MATERIAL SHOWN.
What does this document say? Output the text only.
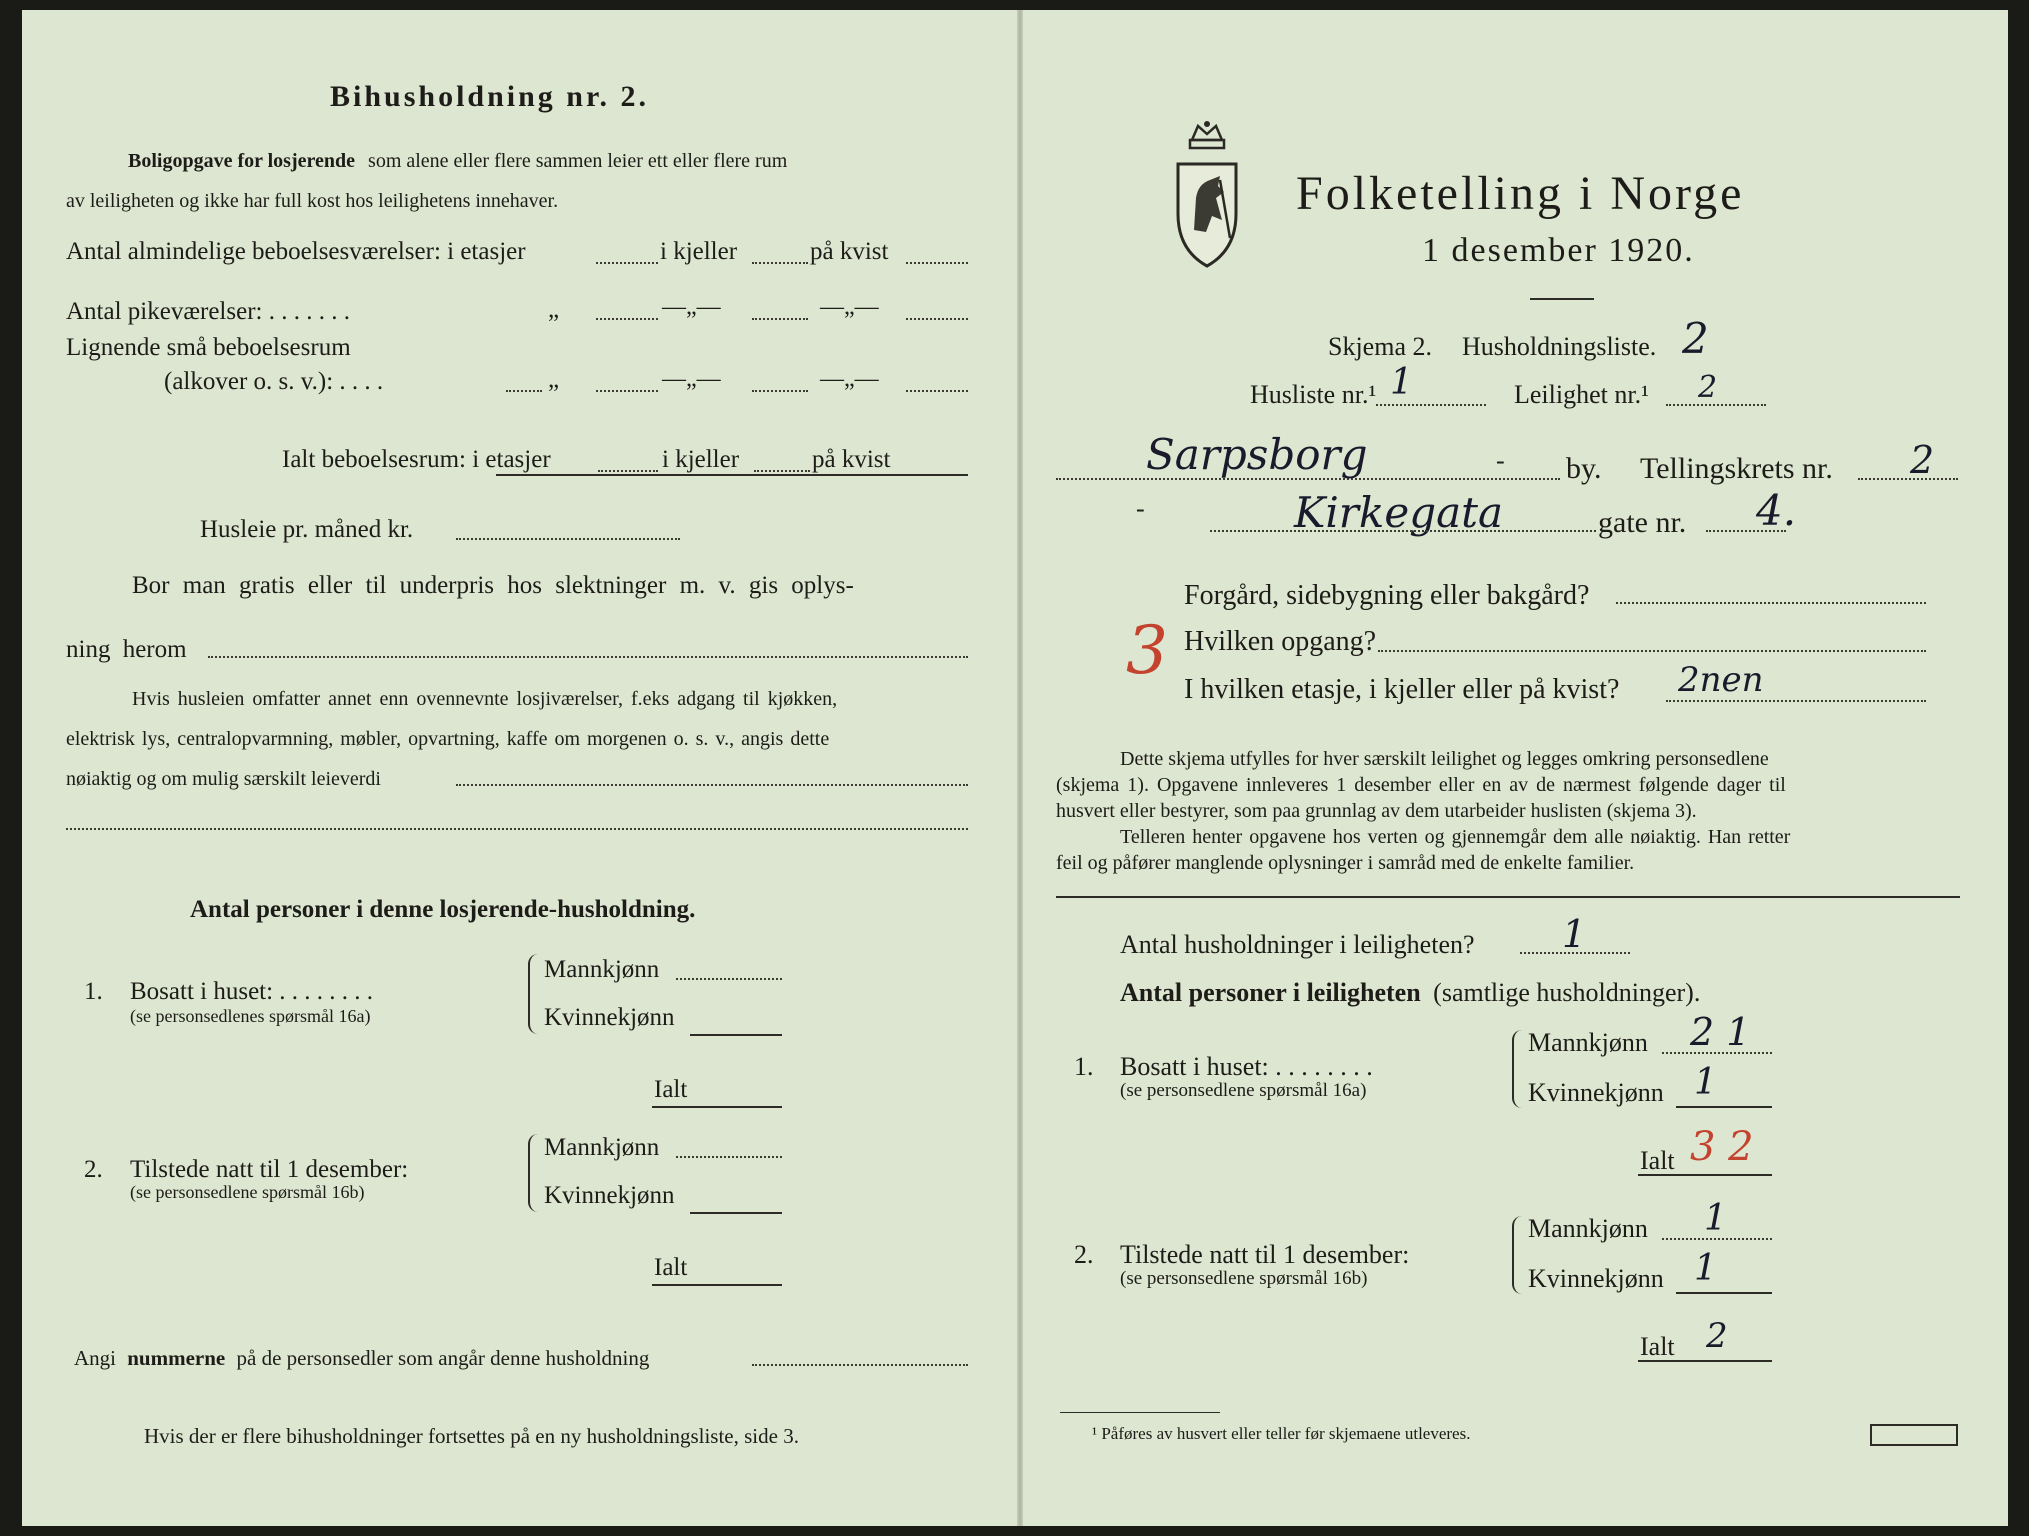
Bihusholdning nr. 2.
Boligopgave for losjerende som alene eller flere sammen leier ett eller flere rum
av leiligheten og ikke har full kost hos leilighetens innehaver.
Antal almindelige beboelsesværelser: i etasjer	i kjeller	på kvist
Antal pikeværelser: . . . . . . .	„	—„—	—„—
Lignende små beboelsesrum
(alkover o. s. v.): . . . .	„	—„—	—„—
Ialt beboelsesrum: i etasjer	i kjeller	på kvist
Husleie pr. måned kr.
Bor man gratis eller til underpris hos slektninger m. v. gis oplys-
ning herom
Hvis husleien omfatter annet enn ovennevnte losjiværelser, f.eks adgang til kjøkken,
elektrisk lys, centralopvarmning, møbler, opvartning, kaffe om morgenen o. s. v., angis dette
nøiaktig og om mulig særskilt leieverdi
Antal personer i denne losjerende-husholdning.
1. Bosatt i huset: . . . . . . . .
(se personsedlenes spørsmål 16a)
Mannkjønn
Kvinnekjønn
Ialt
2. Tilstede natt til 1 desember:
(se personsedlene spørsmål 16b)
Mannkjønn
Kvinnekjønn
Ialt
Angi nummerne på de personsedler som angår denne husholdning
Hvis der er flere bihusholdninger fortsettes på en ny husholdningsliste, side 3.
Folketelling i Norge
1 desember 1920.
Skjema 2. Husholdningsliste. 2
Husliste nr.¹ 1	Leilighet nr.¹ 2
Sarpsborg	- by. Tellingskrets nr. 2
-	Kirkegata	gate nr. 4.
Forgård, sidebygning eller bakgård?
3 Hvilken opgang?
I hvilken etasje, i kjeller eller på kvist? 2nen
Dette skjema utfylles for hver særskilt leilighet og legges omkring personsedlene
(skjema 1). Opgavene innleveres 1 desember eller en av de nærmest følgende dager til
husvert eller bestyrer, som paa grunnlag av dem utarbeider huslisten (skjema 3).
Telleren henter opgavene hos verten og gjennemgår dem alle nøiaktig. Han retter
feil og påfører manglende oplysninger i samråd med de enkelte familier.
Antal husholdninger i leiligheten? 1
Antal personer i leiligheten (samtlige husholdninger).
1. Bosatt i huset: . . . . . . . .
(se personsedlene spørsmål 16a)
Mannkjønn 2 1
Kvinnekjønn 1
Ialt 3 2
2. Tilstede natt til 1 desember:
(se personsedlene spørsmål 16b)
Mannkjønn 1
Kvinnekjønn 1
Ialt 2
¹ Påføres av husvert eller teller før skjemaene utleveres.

EXERCISE DETAILS. Pictures don't belong in the copy. Transcribe every record exactly as it appears.

SOLUTION TO THIS TASK.
What does this document say? Output the text only.
Bihusholdning nr. 2.
Boligopgave for losjerende som alene eller flere sammen leier ett eller flere rum
av leiligheten og ikke har full kost hos leilighetens innehaver.
Antal almindelige beboelsesværelser: i etasjer	i kjeller	på kvist
Antal pikeværelser: . . . . . . .	„	—„—	—„—
Lignende små beboelsesrum
(alkover o. s. v.): . . . .	„	—„—	—„—
Ialt beboelsesrum: i etasjer	i kjeller	på kvist
Husleie pr. måned kr.
Bor man gratis eller til underpris hos slektninger m. v. gis oplys-
ning herom
Hvis husleien omfatter annet enn ovennevnte losjiværelser, f.eks adgang til kjøkken,
elektrisk lys, centralopvarmning, møbler, opvartning, kaffe om morgenen o. s. v., angis dette
nøiaktig og om mulig særskilt leieverdi
Antal personer i denne losjerende-husholdning.
1. Bosatt i huset: . . . . . . . .
(se personsedlenes spørsmål 16a)
Mannkjønn
Kvinnekjønn
Ialt
2. Tilstede natt til 1 desember:
(se personsedlene spørsmål 16b)
Mannkjønn
Kvinnekjønn
Ialt
Angi nummerne på de personsedler som angår denne husholdning
Hvis der er flere bihusholdninger fortsettes på en ny husholdningsliste, side 3.
Folketelling i Norge
1 desember 1920.
Skjema 2. Husholdningsliste. 2
Husliste nr.¹ 1	Leilighet nr.¹ 2
Sarpsborg	- by. Tellingskrets nr. 2
-	Kirkegata	gate nr. 4.
Forgård, sidebygning eller bakgård?
3 Hvilken opgang?
I hvilken etasje, i kjeller eller på kvist? 2nen
Dette skjema utfylles for hver særskilt leilighet og legges omkring personsedlene
(skjema 1). Opgavene innleveres 1 desember eller en av de nærmest følgende dager til
husvert eller bestyrer, som paa grunnlag av dem utarbeider huslisten (skjema 3).
Telleren henter opgavene hos verten og gjennemgår dem alle nøiaktig. Han retter
feil og påfører manglende oplysninger i samråd med de enkelte familier.
Antal husholdninger i leiligheten? 1
Antal personer i leiligheten (samtlige husholdninger).
1. Bosatt i huset: . . . . . . . .
(se personsedlene spørsmål 16a)
Mannkjønn 2 1
Kvinnekjønn 1
Ialt 3 2
2. Tilstede natt til 1 desember:
(se personsedlene spørsmål 16b)
Mannkjønn 1
Kvinnekjønn 1
Ialt 2
¹ Påføres av husvert eller teller før skjemaene utleveres.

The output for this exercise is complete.